* **Problem requirements**:
Go through the records and copy each line where the word "Серни" occurs.

——

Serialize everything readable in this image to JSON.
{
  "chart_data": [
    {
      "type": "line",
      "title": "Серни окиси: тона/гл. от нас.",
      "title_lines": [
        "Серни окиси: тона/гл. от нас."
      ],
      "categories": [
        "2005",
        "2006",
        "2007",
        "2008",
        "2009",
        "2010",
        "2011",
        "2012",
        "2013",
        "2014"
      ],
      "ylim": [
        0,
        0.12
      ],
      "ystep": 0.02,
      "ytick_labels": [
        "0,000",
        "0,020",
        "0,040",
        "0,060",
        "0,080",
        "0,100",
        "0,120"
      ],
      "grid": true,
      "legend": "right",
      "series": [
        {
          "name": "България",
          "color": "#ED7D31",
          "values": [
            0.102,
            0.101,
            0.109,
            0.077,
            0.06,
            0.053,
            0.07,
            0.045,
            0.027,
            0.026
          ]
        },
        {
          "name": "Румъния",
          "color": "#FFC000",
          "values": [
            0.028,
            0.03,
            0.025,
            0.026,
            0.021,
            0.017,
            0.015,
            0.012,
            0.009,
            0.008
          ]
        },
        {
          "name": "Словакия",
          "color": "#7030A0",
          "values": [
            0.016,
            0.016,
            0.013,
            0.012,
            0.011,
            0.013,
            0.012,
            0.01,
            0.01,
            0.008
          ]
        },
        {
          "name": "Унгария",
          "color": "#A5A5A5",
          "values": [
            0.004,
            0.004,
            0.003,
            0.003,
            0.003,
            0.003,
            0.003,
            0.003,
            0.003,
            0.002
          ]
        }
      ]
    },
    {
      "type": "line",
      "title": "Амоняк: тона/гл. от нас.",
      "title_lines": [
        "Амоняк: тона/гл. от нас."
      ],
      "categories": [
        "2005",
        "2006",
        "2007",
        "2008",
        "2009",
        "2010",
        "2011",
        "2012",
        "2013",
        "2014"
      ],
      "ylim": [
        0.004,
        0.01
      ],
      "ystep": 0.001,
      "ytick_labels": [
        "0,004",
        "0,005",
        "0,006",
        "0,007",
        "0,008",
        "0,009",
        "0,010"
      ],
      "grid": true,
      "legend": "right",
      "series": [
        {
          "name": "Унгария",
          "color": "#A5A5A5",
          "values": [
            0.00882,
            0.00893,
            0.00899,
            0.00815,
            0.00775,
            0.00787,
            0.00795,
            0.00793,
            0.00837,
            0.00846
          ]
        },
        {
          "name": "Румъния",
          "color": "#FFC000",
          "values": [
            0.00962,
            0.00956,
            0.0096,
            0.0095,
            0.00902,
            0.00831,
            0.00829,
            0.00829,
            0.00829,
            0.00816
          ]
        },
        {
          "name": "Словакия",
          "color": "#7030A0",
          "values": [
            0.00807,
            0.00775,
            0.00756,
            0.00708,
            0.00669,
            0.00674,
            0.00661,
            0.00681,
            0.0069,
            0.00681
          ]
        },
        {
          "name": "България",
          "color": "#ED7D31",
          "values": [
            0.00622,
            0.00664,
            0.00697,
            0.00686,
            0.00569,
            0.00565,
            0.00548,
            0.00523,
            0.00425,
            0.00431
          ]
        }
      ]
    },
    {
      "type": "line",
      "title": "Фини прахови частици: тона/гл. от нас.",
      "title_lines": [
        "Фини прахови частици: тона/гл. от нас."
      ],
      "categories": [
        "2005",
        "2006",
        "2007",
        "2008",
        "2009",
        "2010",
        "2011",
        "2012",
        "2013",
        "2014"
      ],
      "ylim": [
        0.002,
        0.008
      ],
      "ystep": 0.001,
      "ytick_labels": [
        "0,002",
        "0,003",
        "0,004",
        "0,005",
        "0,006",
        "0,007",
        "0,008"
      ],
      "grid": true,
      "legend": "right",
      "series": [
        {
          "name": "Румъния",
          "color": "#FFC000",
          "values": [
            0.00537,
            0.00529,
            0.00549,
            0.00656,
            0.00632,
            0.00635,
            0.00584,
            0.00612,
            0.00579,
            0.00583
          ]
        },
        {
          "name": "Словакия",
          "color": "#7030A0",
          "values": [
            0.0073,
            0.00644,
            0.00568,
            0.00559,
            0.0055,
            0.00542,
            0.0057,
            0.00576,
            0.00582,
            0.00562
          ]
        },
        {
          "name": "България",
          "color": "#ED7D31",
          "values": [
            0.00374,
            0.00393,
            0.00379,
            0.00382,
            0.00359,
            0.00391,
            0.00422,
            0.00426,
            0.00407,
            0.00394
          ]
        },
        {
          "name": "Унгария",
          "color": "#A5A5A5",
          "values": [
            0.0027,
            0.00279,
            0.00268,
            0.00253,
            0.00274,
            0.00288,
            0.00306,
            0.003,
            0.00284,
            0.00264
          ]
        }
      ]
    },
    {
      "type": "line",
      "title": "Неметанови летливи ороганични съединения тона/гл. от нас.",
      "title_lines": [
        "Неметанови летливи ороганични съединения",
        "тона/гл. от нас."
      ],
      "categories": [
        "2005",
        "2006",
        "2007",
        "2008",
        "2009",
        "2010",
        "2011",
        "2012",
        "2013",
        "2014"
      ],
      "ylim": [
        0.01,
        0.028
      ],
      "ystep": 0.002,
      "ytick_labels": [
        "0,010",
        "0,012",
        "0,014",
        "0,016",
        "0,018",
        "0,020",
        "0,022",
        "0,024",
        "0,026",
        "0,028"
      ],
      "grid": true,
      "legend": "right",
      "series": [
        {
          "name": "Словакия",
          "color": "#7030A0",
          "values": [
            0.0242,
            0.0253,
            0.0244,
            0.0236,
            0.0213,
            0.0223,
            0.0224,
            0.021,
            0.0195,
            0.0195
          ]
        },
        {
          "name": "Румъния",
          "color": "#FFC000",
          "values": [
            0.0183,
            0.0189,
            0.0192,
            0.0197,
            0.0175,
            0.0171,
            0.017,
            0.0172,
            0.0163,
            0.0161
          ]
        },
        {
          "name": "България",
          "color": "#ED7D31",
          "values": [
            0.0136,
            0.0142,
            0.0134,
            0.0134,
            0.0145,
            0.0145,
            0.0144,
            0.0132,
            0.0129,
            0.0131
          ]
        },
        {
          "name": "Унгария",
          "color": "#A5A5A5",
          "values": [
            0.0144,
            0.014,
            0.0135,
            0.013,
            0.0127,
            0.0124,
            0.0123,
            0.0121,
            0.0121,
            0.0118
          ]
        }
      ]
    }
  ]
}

——

* **Task solution**:
      "title": "Серни окиси: тона/гл. от нас.",
        "Серни окиси: тона/гл. от нас."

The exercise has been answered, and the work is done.